**Exercise description:** Transcribe the material in full. Nothing should differ except that the pictures are left out.

**Entries:**
_____
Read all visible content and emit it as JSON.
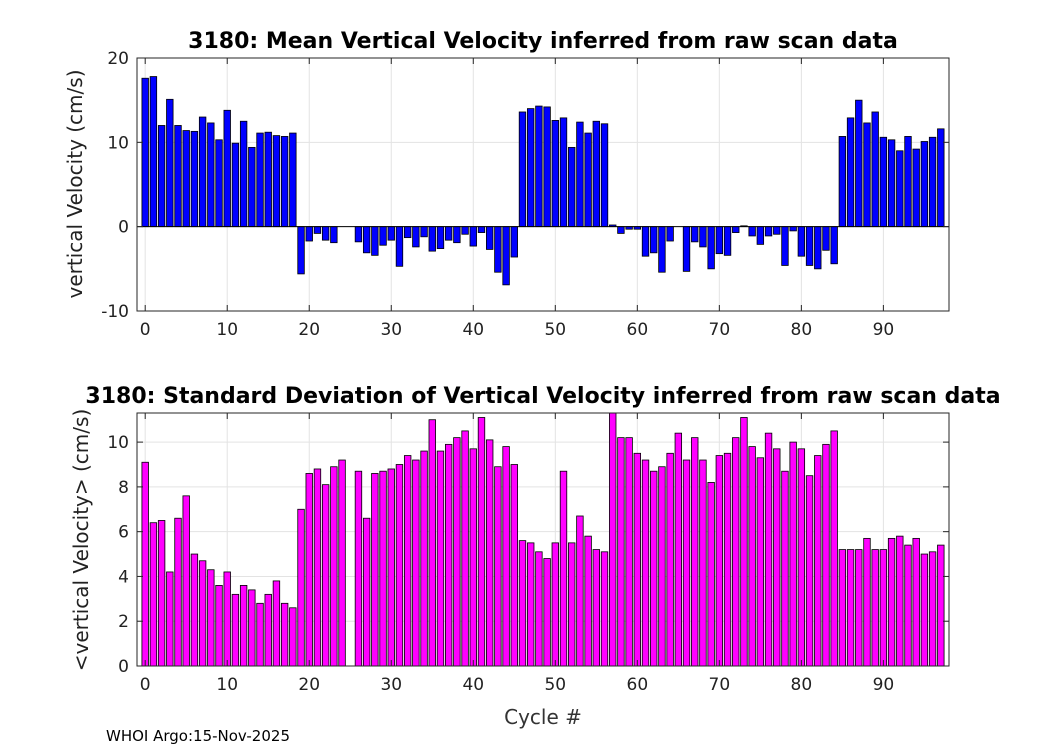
{
  "footer": "WHOI Argo:15-Nov-2025",
  "chart_data": [
    {
      "type": "bar",
      "title": "3180: Mean Vertical Velocity inferred from raw scan data",
      "ylabel": "vertical Velocity (cm/s)",
      "xlabel": "",
      "xlim": [
        -1,
        98
      ],
      "ylim": [
        -10,
        20
      ],
      "xticks": [
        0,
        10,
        20,
        30,
        40,
        50,
        60,
        70,
        80,
        90
      ],
      "yticks": [
        -10,
        0,
        10,
        20
      ],
      "ytick_labels": [
        "-10",
        "0",
        "10",
        "20"
      ],
      "grid": true,
      "color": "#0000ff",
      "x": [
        0,
        1,
        2,
        3,
        4,
        5,
        6,
        7,
        8,
        9,
        10,
        11,
        12,
        13,
        14,
        15,
        16,
        17,
        18,
        19,
        20,
        21,
        22,
        23,
        24,
        25,
        26,
        27,
        28,
        29,
        30,
        31,
        32,
        33,
        34,
        35,
        36,
        37,
        38,
        39,
        40,
        41,
        42,
        43,
        44,
        45,
        46,
        47,
        48,
        49,
        50,
        51,
        52,
        53,
        54,
        55,
        56,
        57,
        58,
        59,
        60,
        61,
        62,
        63,
        64,
        65,
        66,
        67,
        68,
        69,
        70,
        71,
        72,
        73,
        74,
        75,
        76,
        77,
        78,
        79,
        80,
        81,
        82,
        83,
        84,
        85,
        86,
        87,
        88,
        89,
        90,
        91,
        92,
        93,
        94,
        95,
        96,
        97
      ],
      "values": [
        17.6,
        17.8,
        12.0,
        15.1,
        12.0,
        11.4,
        11.3,
        13.0,
        12.3,
        10.3,
        13.8,
        9.9,
        12.5,
        9.4,
        11.1,
        11.2,
        10.8,
        10.7,
        11.1,
        -5.6,
        -1.7,
        -0.8,
        -1.6,
        -1.9,
        null,
        null,
        -1.8,
        -3.1,
        -3.4,
        -2.2,
        -1.6,
        -4.7,
        -1.3,
        -2.4,
        -1.2,
        -2.9,
        -2.6,
        -1.6,
        -1.9,
        -0.9,
        -2.3,
        -0.7,
        -2.7,
        -5.4,
        -6.9,
        -3.6,
        13.6,
        14.0,
        14.3,
        14.2,
        12.6,
        12.9,
        9.4,
        12.4,
        11.1,
        12.5,
        12.2,
        0.2,
        -0.8,
        -0.3,
        -0.3,
        -3.5,
        -3.1,
        -5.4,
        -1.7,
        null,
        -5.3,
        -1.8,
        -2.4,
        -5.0,
        -3.2,
        -3.4,
        -0.7,
        0.1,
        -1.1,
        -2.1,
        -1.1,
        -0.9,
        -4.6,
        -0.5,
        -3.5,
        -4.6,
        -5.0,
        -2.8,
        -4.4,
        10.7,
        12.9,
        15.0,
        12.3,
        13.6,
        10.6,
        10.3,
        9.0,
        10.7,
        9.2,
        10.1,
        10.6,
        11.6
      ]
    },
    {
      "type": "bar",
      "title": "3180: Standard Deviation of Vertical Velocity inferred from raw scan data",
      "ylabel": "<vertical Velocity> (cm/s)",
      "xlabel": "Cycle #",
      "xlim": [
        -1,
        98
      ],
      "ylim": [
        0,
        11.3
      ],
      "xticks": [
        0,
        10,
        20,
        30,
        40,
        50,
        60,
        70,
        80,
        90
      ],
      "yticks": [
        0,
        2,
        4,
        6,
        8,
        10
      ],
      "ytick_labels": [
        "0",
        "2",
        "4",
        "6",
        "8",
        "10"
      ],
      "grid": true,
      "color": "#ff00ff",
      "x": [
        0,
        1,
        2,
        3,
        4,
        5,
        6,
        7,
        8,
        9,
        10,
        11,
        12,
        13,
        14,
        15,
        16,
        17,
        18,
        19,
        20,
        21,
        22,
        23,
        24,
        25,
        26,
        27,
        28,
        29,
        30,
        31,
        32,
        33,
        34,
        35,
        36,
        37,
        38,
        39,
        40,
        41,
        42,
        43,
        44,
        45,
        46,
        47,
        48,
        49,
        50,
        51,
        52,
        53,
        54,
        55,
        56,
        57,
        58,
        59,
        60,
        61,
        62,
        63,
        64,
        65,
        66,
        67,
        68,
        69,
        70,
        71,
        72,
        73,
        74,
        75,
        76,
        77,
        78,
        79,
        80,
        81,
        82,
        83,
        84,
        85,
        86,
        87,
        88,
        89,
        90,
        91,
        92,
        93,
        94,
        95,
        96,
        97
      ],
      "values": [
        9.1,
        6.4,
        6.5,
        4.2,
        6.6,
        7.6,
        5.0,
        4.7,
        4.3,
        3.6,
        4.2,
        3.2,
        3.6,
        3.4,
        2.8,
        3.2,
        3.8,
        2.8,
        2.6,
        7.0,
        8.6,
        8.8,
        8.1,
        8.9,
        9.2,
        null,
        8.7,
        6.6,
        8.6,
        8.7,
        8.8,
        9.0,
        9.4,
        9.2,
        9.6,
        11.0,
        9.6,
        9.9,
        10.2,
        10.5,
        9.7,
        11.1,
        10.1,
        8.9,
        9.8,
        9.0,
        5.6,
        5.5,
        5.1,
        4.8,
        5.5,
        8.7,
        5.5,
        6.7,
        5.8,
        5.2,
        5.1,
        11.3,
        10.2,
        10.2,
        9.5,
        9.2,
        8.7,
        8.9,
        9.5,
        10.4,
        9.2,
        10.2,
        9.2,
        8.2,
        9.4,
        9.5,
        10.2,
        11.1,
        9.8,
        9.3,
        10.4,
        9.7,
        8.7,
        10.0,
        9.7,
        8.5,
        9.4,
        9.9,
        10.5,
        5.2,
        5.2,
        5.2,
        5.7,
        5.2,
        5.2,
        5.7,
        5.8,
        5.4,
        5.7,
        5.0,
        5.1,
        5.4
      ]
    }
  ]
}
_____
**Full solution:**
Read all visible content and emit it as JSON.
{
  "footer": "WHOI Argo:15-Nov-2025",
  "chart_data": [
    {
      "type": "bar",
      "title": "3180: Mean Vertical Velocity inferred from raw scan data",
      "ylabel": "vertical Velocity (cm/s)",
      "xlabel": "",
      "xlim": [
        -1,
        98
      ],
      "ylim": [
        -10,
        20
      ],
      "xticks": [
        0,
        10,
        20,
        30,
        40,
        50,
        60,
        70,
        80,
        90
      ],
      "yticks": [
        -10,
        0,
        10,
        20
      ],
      "ytick_labels": [
        "-10",
        "0",
        "10",
        "20"
      ],
      "grid": true,
      "color": "#0000ff",
      "x": [
        0,
        1,
        2,
        3,
        4,
        5,
        6,
        7,
        8,
        9,
        10,
        11,
        12,
        13,
        14,
        15,
        16,
        17,
        18,
        19,
        20,
        21,
        22,
        23,
        24,
        25,
        26,
        27,
        28,
        29,
        30,
        31,
        32,
        33,
        34,
        35,
        36,
        37,
        38,
        39,
        40,
        41,
        42,
        43,
        44,
        45,
        46,
        47,
        48,
        49,
        50,
        51,
        52,
        53,
        54,
        55,
        56,
        57,
        58,
        59,
        60,
        61,
        62,
        63,
        64,
        65,
        66,
        67,
        68,
        69,
        70,
        71,
        72,
        73,
        74,
        75,
        76,
        77,
        78,
        79,
        80,
        81,
        82,
        83,
        84,
        85,
        86,
        87,
        88,
        89,
        90,
        91,
        92,
        93,
        94,
        95,
        96,
        97
      ],
      "values": [
        17.6,
        17.8,
        12.0,
        15.1,
        12.0,
        11.4,
        11.3,
        13.0,
        12.3,
        10.3,
        13.8,
        9.9,
        12.5,
        9.4,
        11.1,
        11.2,
        10.8,
        10.7,
        11.1,
        -5.6,
        -1.7,
        -0.8,
        -1.6,
        -1.9,
        null,
        null,
        -1.8,
        -3.1,
        -3.4,
        -2.2,
        -1.6,
        -4.7,
        -1.3,
        -2.4,
        -1.2,
        -2.9,
        -2.6,
        -1.6,
        -1.9,
        -0.9,
        -2.3,
        -0.7,
        -2.7,
        -5.4,
        -6.9,
        -3.6,
        13.6,
        14.0,
        14.3,
        14.2,
        12.6,
        12.9,
        9.4,
        12.4,
        11.1,
        12.5,
        12.2,
        0.2,
        -0.8,
        -0.3,
        -0.3,
        -3.5,
        -3.1,
        -5.4,
        -1.7,
        null,
        -5.3,
        -1.8,
        -2.4,
        -5.0,
        -3.2,
        -3.4,
        -0.7,
        0.1,
        -1.1,
        -2.1,
        -1.1,
        -0.9,
        -4.6,
        -0.5,
        -3.5,
        -4.6,
        -5.0,
        -2.8,
        -4.4,
        10.7,
        12.9,
        15.0,
        12.3,
        13.6,
        10.6,
        10.3,
        9.0,
        10.7,
        9.2,
        10.1,
        10.6,
        11.6
      ]
    },
    {
      "type": "bar",
      "title": "3180: Standard Deviation of Vertical Velocity inferred from raw scan data",
      "ylabel": "<vertical Velocity> (cm/s)",
      "xlabel": "Cycle #",
      "xlim": [
        -1,
        98
      ],
      "ylim": [
        0,
        11.3
      ],
      "xticks": [
        0,
        10,
        20,
        30,
        40,
        50,
        60,
        70,
        80,
        90
      ],
      "yticks": [
        0,
        2,
        4,
        6,
        8,
        10
      ],
      "ytick_labels": [
        "0",
        "2",
        "4",
        "6",
        "8",
        "10"
      ],
      "grid": true,
      "color": "#ff00ff",
      "x": [
        0,
        1,
        2,
        3,
        4,
        5,
        6,
        7,
        8,
        9,
        10,
        11,
        12,
        13,
        14,
        15,
        16,
        17,
        18,
        19,
        20,
        21,
        22,
        23,
        24,
        25,
        26,
        27,
        28,
        29,
        30,
        31,
        32,
        33,
        34,
        35,
        36,
        37,
        38,
        39,
        40,
        41,
        42,
        43,
        44,
        45,
        46,
        47,
        48,
        49,
        50,
        51,
        52,
        53,
        54,
        55,
        56,
        57,
        58,
        59,
        60,
        61,
        62,
        63,
        64,
        65,
        66,
        67,
        68,
        69,
        70,
        71,
        72,
        73,
        74,
        75,
        76,
        77,
        78,
        79,
        80,
        81,
        82,
        83,
        84,
        85,
        86,
        87,
        88,
        89,
        90,
        91,
        92,
        93,
        94,
        95,
        96,
        97
      ],
      "values": [
        9.1,
        6.4,
        6.5,
        4.2,
        6.6,
        7.6,
        5.0,
        4.7,
        4.3,
        3.6,
        4.2,
        3.2,
        3.6,
        3.4,
        2.8,
        3.2,
        3.8,
        2.8,
        2.6,
        7.0,
        8.6,
        8.8,
        8.1,
        8.9,
        9.2,
        null,
        8.7,
        6.6,
        8.6,
        8.7,
        8.8,
        9.0,
        9.4,
        9.2,
        9.6,
        11.0,
        9.6,
        9.9,
        10.2,
        10.5,
        9.7,
        11.1,
        10.1,
        8.9,
        9.8,
        9.0,
        5.6,
        5.5,
        5.1,
        4.8,
        5.5,
        8.7,
        5.5,
        6.7,
        5.8,
        5.2,
        5.1,
        11.3,
        10.2,
        10.2,
        9.5,
        9.2,
        8.7,
        8.9,
        9.5,
        10.4,
        9.2,
        10.2,
        9.2,
        8.2,
        9.4,
        9.5,
        10.2,
        11.1,
        9.8,
        9.3,
        10.4,
        9.7,
        8.7,
        10.0,
        9.7,
        8.5,
        9.4,
        9.9,
        10.5,
        5.2,
        5.2,
        5.2,
        5.7,
        5.2,
        5.2,
        5.7,
        5.8,
        5.4,
        5.7,
        5.0,
        5.1,
        5.4
      ]
    }
  ]
}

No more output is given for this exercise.